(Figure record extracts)
____

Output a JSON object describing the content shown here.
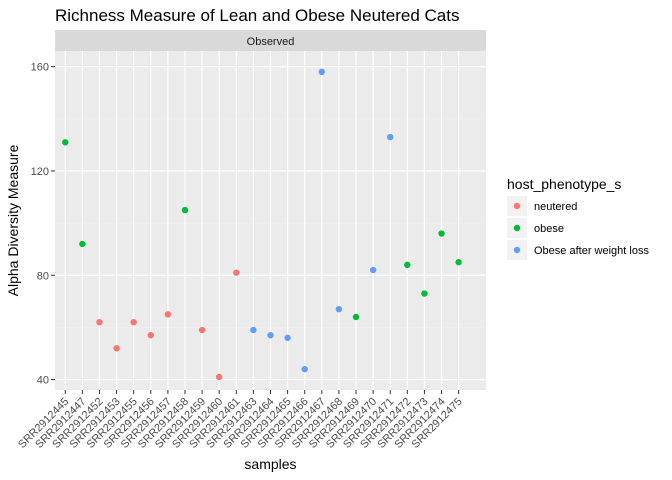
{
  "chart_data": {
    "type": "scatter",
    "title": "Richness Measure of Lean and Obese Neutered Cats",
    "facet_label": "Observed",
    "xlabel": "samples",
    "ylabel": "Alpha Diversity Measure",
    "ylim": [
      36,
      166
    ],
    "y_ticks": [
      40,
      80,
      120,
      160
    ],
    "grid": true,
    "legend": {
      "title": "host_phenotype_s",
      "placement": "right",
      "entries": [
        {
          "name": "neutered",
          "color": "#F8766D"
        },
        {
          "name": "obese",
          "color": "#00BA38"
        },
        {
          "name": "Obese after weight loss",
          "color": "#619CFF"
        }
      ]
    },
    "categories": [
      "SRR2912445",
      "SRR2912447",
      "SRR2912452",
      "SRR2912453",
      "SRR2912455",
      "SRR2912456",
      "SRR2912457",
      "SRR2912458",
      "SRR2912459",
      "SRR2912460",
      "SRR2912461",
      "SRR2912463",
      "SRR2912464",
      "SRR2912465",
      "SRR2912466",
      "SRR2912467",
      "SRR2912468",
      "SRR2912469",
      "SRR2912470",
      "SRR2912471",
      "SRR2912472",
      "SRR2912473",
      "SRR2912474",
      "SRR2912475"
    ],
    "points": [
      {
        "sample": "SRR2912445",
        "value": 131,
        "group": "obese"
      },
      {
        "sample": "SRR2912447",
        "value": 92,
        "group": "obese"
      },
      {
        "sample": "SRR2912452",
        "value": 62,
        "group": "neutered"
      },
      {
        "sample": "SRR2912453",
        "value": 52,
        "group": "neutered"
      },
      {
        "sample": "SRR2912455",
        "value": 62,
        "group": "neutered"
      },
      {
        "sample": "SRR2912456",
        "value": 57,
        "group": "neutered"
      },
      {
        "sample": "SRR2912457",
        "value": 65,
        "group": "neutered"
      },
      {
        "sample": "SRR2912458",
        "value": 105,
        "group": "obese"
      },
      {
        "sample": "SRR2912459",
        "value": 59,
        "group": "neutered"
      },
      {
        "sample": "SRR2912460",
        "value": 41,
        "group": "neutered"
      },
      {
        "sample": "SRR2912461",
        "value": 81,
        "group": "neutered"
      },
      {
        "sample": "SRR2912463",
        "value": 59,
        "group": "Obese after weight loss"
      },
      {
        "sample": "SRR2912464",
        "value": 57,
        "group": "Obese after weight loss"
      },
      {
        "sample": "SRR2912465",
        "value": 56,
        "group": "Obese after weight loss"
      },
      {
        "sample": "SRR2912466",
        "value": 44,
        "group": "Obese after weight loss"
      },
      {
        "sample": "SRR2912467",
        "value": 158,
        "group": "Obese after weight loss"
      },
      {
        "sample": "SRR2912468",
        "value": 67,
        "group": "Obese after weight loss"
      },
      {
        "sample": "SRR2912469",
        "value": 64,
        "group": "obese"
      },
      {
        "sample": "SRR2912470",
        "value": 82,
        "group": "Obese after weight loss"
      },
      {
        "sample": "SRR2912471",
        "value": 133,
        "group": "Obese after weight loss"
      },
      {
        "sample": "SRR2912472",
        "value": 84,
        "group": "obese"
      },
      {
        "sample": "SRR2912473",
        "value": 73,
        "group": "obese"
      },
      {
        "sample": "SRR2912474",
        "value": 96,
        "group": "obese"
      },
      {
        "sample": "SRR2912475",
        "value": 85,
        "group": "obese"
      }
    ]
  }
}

____

What to do | Reproduce each line from the records that contains the word "color".

The reply |
          "color": "#F8766D"
          "color": "#00BA38"
          "color": "#619CFF"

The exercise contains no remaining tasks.